Copy, in full, each line of the material that holds the word "made".
====
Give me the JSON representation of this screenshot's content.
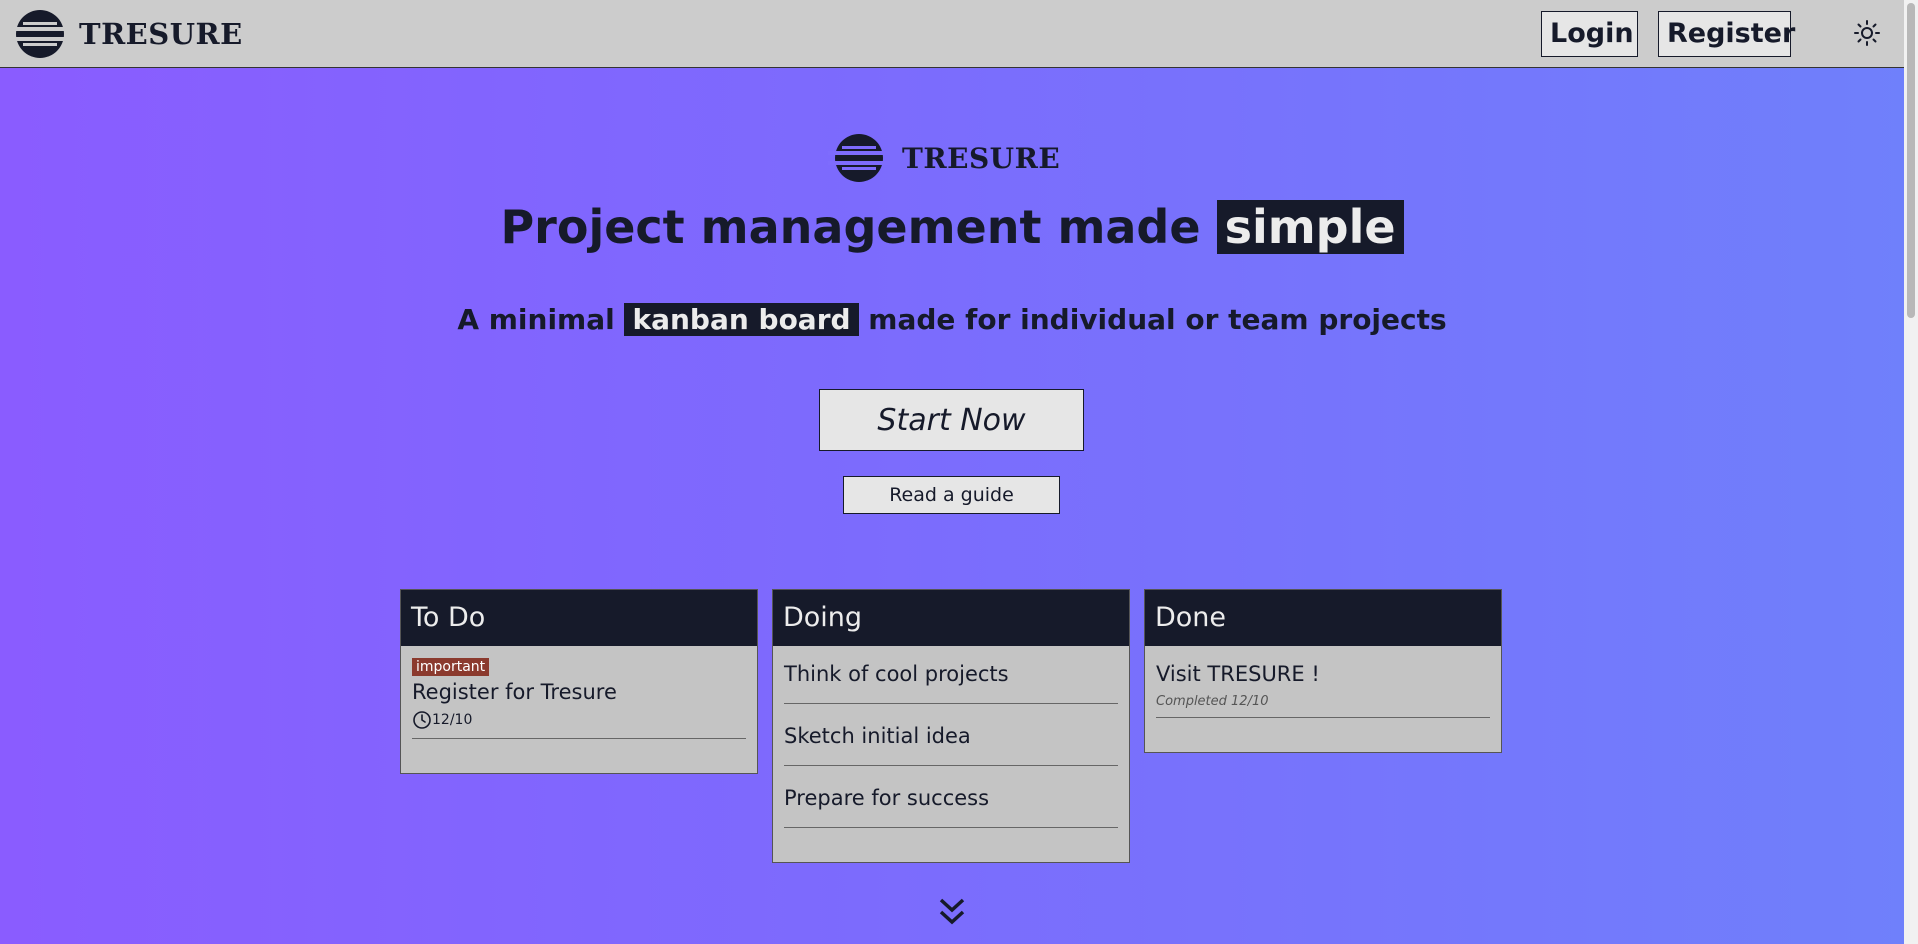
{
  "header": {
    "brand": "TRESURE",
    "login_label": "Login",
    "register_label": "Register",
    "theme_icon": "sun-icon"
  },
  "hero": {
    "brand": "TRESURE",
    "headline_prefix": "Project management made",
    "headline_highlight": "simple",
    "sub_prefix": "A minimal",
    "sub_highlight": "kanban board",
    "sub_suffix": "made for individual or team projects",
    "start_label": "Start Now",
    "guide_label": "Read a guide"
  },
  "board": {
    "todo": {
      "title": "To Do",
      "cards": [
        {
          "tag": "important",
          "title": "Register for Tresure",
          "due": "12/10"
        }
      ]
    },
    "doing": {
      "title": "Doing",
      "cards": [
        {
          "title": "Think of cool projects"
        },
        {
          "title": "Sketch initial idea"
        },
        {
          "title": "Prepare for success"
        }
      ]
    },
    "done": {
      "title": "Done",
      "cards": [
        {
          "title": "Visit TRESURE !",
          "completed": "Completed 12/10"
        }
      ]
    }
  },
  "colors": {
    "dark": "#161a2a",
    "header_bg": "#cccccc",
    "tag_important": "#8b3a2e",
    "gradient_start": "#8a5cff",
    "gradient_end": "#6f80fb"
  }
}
====
- **Completed task**:
    "headline_prefix": "Project management made",
    "sub_suffix": "made for individual or team projects",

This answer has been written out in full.